All entries must be repeated exactly; do not include the pictures.

***** Dataset records *****

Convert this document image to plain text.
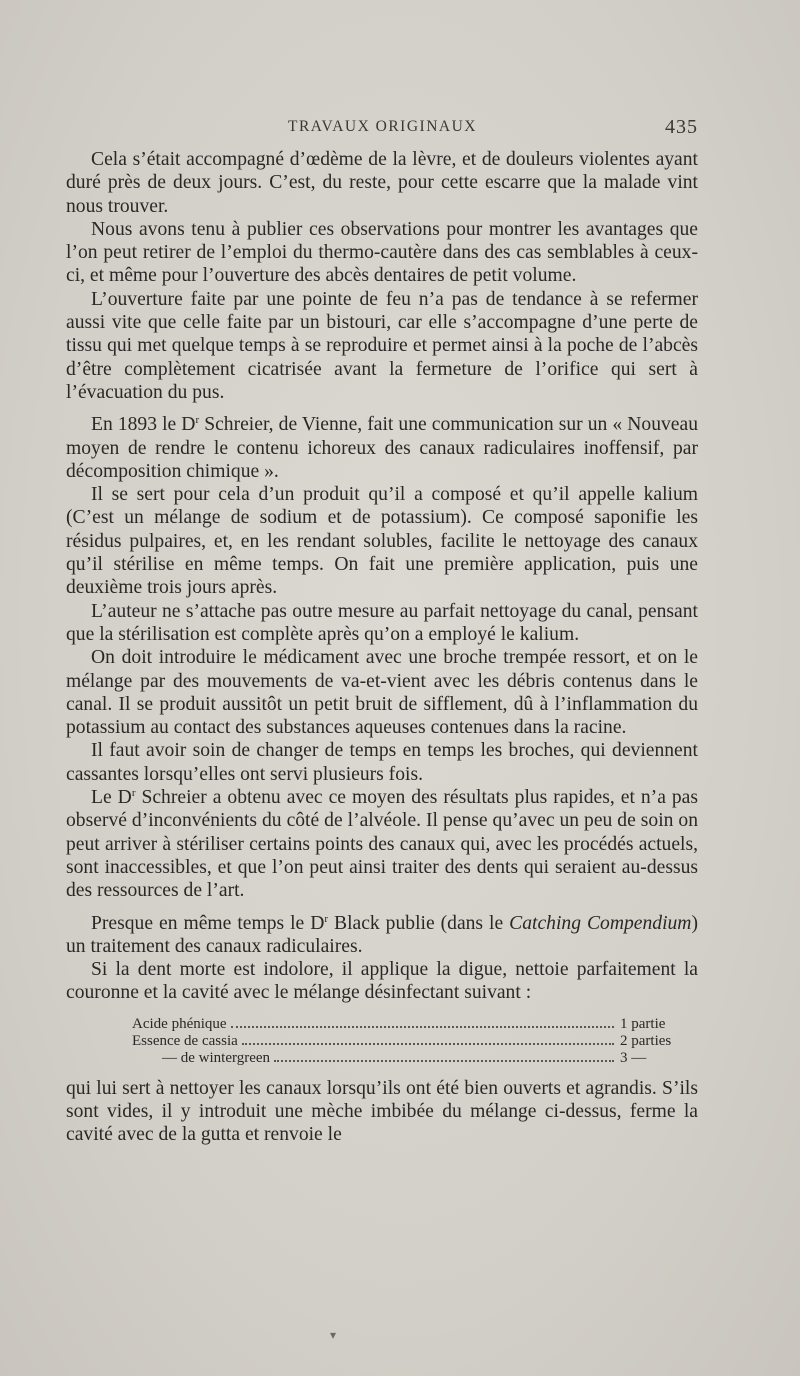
TRAVAUX ORIGINAUX	435

Cela s’était accompagné d’œdème de la lèvre, et de douleurs violentes ayant duré près de deux jours. C’est, du reste, pour cette escarre que la malade vint nous trouver.

Nous avons tenu à publier ces observations pour montrer les avantages que l’on peut retirer de l’emploi du thermo-cautère dans des cas semblables à ceux-ci, et même pour l’ouverture des abcès dentaires de petit volume.

L’ouverture faite par une pointe de feu n’a pas de tendance à se refermer aussi vite que celle faite par un bistouri, car elle s’accompagne d’une perte de tissu qui met quelque temps à se reproduire et permet ainsi à la poche de l’abcès d’être complètement cicatrisée avant la fermeture de l’orifice qui sert à l’évacuation du pus.

En 1893 le $D^r$ Schreier, de Vienne, fait une communication sur un « Nouveau moyen de rendre le contenu ichoreux des canaux radiculaires inoffensif, par décomposition chimique ».

Il se sert pour cela d’un produit qu’il a composé et qu’il appelle kalium (C’est un mélange de sodium et de potassium). Ce composé saponifie les résidus pulpaires, et, en les rendant solubles, facilite le nettoyage des canaux qu’il stérilise en même temps. On fait une première application, puis une deuxième trois jours après.

L’auteur ne s’attache pas outre mesure au parfait nettoyage du canal, pensant que la stérilisation est complète après qu’on a employé le kalium.

On doit introduire le médicament avec une broche trempée ressort, et on le mélange par des mouvements de va-et-vient avec les débris contenus dans le canal. Il se produit aussitôt un petit bruit de sifflement, dû à l’inflammation du potassium au contact des substances aqueuses contenues dans la racine.

Il faut avoir soin de changer de temps en temps les broches, qui deviennent cassantes lorsqu’elles ont servi plusieurs fois.

Le $D^r$ Schreier a obtenu avec ce moyen des résultats plus rapides, et n’a pas observé d’inconvénients du côté de l’alvéole. Il pense qu’avec un peu de soin on peut arriver à stériliser certains points des canaux qui, avec les procédés actuels, sont inaccessibles, et que l’on peut ainsi traiter des dents qui seraient au-dessus des ressources de l’art.

Presque en même temps le $D^r$ Black publie (dans le Catching Compendium) un traitement des canaux radiculaires.

Si la dent morte est indolore, il applique la digue, nettoie parfaitement la couronne et la cavité avec le mélange désinfectant suivant :

Acide phénique	1 partie
Essence de cassia	2 parties
— de wintergreen	3 —

qui lui sert à nettoyer les canaux lorsqu’ils ont été bien ouverts et agrandis. S’ils sont vides, il y introduit une mèche imbibée du mélange ci-dessus, ferme la cavité avec de la gutta et renvoie le

▾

*****

[Expected answer]
Convert this document image to plain text.
TRAVAUX ORIGINAUX	435

Cela s’était accompagné d’œdème de la lèvre, et de douleurs violentes ayant duré près de deux jours. C’est, du reste, pour cette escarre que la malade vint nous trouver.

Nous avons tenu à publier ces observations pour montrer les avantages que l’on peut retirer de l’emploi du thermo-cautère dans des cas semblables à ceux-ci, et même pour l’ouverture des abcès dentaires de petit volume.

L’ouverture faite par une pointe de feu n’a pas de tendance à se refermer aussi vite que celle faite par un bistouri, car elle s’accompagne d’une perte de tissu qui met quelque temps à se reproduire et permet ainsi à la poche de l’abcès d’être complètement cicatrisée avant la fermeture de l’orifice qui sert à l’évacuation du pus.

En 1893 le $D^r$ Schreier, de Vienne, fait une communication sur un « Nouveau moyen de rendre le contenu ichoreux des canaux radiculaires inoffensif, par décomposition chimique ».

Il se sert pour cela d’un produit qu’il a composé et qu’il appelle kalium (C’est un mélange de sodium et de potassium). Ce composé saponifie les résidus pulpaires, et, en les rendant solubles, facilite le nettoyage des canaux qu’il stérilise en même temps. On fait une première application, puis une deuxième trois jours après.

L’auteur ne s’attache pas outre mesure au parfait nettoyage du canal, pensant que la stérilisation est complète après qu’on a employé le kalium.

On doit introduire le médicament avec une broche trempée ressort, et on le mélange par des mouvements de va-et-vient avec les débris contenus dans le canal. Il se produit aussitôt un petit bruit de sifflement, dû à l’inflammation du potassium au contact des substances aqueuses contenues dans la racine.

Il faut avoir soin de changer de temps en temps les broches, qui deviennent cassantes lorsqu’elles ont servi plusieurs fois.

Le $D^r$ Schreier a obtenu avec ce moyen des résultats plus rapides, et n’a pas observé d’inconvénients du côté de l’alvéole. Il pense qu’avec un peu de soin on peut arriver à stériliser certains points des canaux qui, avec les procédés actuels, sont inaccessibles, et que l’on peut ainsi traiter des dents qui seraient au-dessus des ressources de l’art.

Presque en même temps le $D^r$ Black publie (dans le Catching Compendium) un traitement des canaux radiculaires.

Si la dent morte est indolore, il applique la digue, nettoie parfaitement la couronne et la cavité avec le mélange désinfectant suivant :

Acide phénique	1 partie
Essence de cassia	2 parties
— de wintergreen	3 —

qui lui sert à nettoyer les canaux lorsqu’ils ont été bien ouverts et agrandis. S’ils sont vides, il y introduit une mèche imbibée du mélange ci-dessus, ferme la cavité avec de la gutta et renvoie le

▾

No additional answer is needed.